Staff shortages in Minnesota prisons are driving a glut in overtime hours for correctional officers, taking away valuable rehabilitative programs for inmates and making the facilities more dangerous for staff and prisoners.
Minnesota's Office of the Legislative Auditor presented the results of a scathing assessment on security in the state's prison system Wednesday, showing how a rise in inmate population has long outpaced staffing levels, hindering safety in Minnesota's 11 prisons. At the same time, the Department of Corrections has failed to create a comprehensive system to track assaults, meaning leadership doesn't fully understand the security problems they face or how to fix them.
"I really feel like we are at an absolute crisis here at the DOC. We are at a breaking point," said Rep. Marion O'Neill, R-Maple Lake, at the audit hearing. "Right now, we've got to stop the bleeding."

◆ **Data provided**

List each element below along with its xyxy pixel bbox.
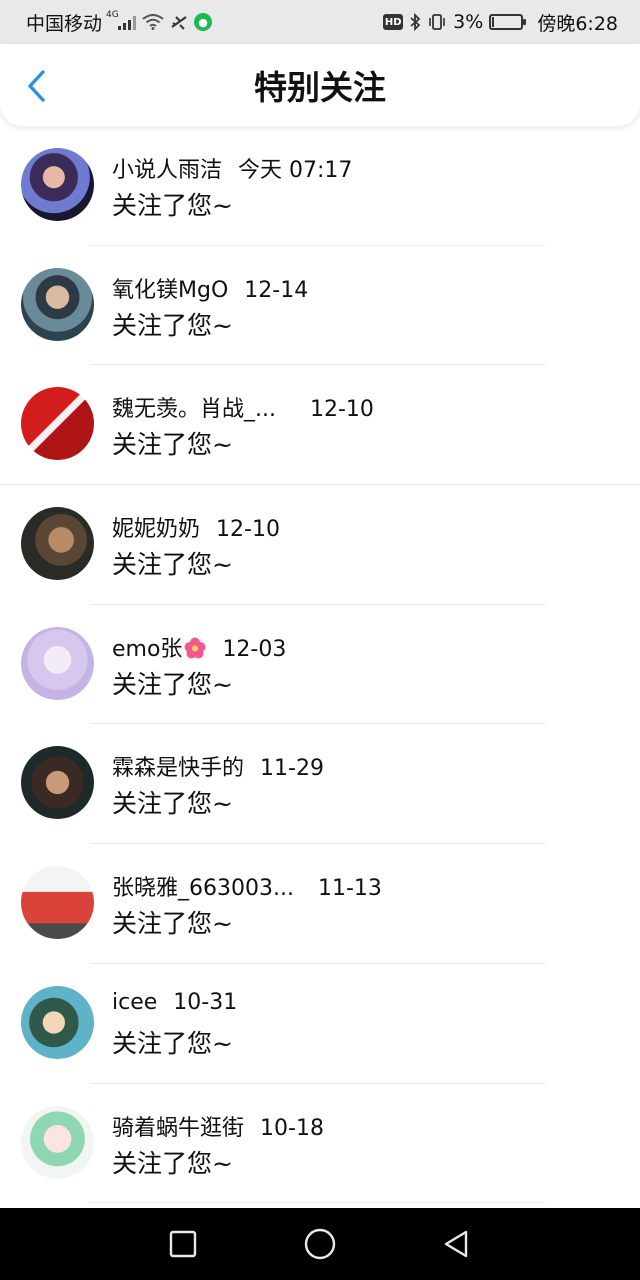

◆ **What is needed**
Continue the report on staffing shortages in Minnesota prisons, starting right after its last sentence shown.

◆ **Written answer**
"I feel that same sense of emergency," said Paul Schnell, who was appointed as commissioner of corrections in January 2019. "If I could wave a wand and fix this, I would do it in a second."
In 1998, Minnesota prisons incarcerated 5,680 inmates and employed 3,100 full-time staff. In subsequent years, legislators passed a series of tough-on-crime laws that sent more people to prison for offenses such as drunken driving, guns and sex crimes. But the state failed to keep up with staffing levels. Last year, Minnesota counted 9,248 inmates and 3,740 corrections staff members, according to the audit.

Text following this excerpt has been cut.